* Start Dataset excerpts *

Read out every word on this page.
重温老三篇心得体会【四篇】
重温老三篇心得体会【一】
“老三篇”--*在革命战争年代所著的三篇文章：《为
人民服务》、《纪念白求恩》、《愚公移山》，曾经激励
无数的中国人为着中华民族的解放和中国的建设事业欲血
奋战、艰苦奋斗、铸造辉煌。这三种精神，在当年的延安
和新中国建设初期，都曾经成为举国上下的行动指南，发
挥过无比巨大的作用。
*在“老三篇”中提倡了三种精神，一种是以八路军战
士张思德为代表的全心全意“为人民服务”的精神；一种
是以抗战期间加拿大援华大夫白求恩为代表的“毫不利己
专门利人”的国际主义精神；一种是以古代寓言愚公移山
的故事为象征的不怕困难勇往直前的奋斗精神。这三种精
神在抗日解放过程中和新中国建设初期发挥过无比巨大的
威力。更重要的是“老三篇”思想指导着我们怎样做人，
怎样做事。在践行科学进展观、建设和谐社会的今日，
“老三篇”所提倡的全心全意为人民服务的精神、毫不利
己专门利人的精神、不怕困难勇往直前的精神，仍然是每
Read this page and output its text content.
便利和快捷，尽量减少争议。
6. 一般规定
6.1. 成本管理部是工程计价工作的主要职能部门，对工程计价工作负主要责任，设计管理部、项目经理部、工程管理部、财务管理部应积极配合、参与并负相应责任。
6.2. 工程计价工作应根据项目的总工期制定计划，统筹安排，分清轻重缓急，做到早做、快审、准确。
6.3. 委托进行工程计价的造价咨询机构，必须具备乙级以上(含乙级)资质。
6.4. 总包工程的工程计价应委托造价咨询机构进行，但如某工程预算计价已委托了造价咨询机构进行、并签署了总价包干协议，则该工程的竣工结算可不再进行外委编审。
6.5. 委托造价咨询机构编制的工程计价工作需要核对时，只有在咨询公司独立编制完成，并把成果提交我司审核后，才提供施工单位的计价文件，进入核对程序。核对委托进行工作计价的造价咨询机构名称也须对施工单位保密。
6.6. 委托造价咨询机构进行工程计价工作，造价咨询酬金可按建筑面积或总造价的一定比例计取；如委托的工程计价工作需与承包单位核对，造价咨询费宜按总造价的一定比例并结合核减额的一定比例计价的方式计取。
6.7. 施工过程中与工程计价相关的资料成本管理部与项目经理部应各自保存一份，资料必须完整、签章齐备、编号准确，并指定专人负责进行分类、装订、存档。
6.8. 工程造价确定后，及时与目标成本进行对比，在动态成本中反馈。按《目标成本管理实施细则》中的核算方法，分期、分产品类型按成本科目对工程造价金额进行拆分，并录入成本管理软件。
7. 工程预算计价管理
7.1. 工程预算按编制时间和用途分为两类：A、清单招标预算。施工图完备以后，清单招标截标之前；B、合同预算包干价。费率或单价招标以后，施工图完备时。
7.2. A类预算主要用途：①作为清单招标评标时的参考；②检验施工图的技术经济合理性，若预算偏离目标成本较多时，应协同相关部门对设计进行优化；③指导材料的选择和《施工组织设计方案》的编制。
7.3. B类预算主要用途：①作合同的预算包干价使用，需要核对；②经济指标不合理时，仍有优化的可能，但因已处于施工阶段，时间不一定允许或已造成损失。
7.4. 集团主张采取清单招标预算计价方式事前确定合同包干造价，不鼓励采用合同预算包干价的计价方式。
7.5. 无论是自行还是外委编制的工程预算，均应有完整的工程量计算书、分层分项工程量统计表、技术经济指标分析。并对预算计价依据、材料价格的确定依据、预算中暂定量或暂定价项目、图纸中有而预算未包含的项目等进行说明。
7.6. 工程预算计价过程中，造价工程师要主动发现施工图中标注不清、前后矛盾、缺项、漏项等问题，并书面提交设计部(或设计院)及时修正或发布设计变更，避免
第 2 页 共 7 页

* End Dataset excerpts *

**Given request**
Using the material above, work out how many lines contain the string "this". Give that number alone.

**Exercise response**
2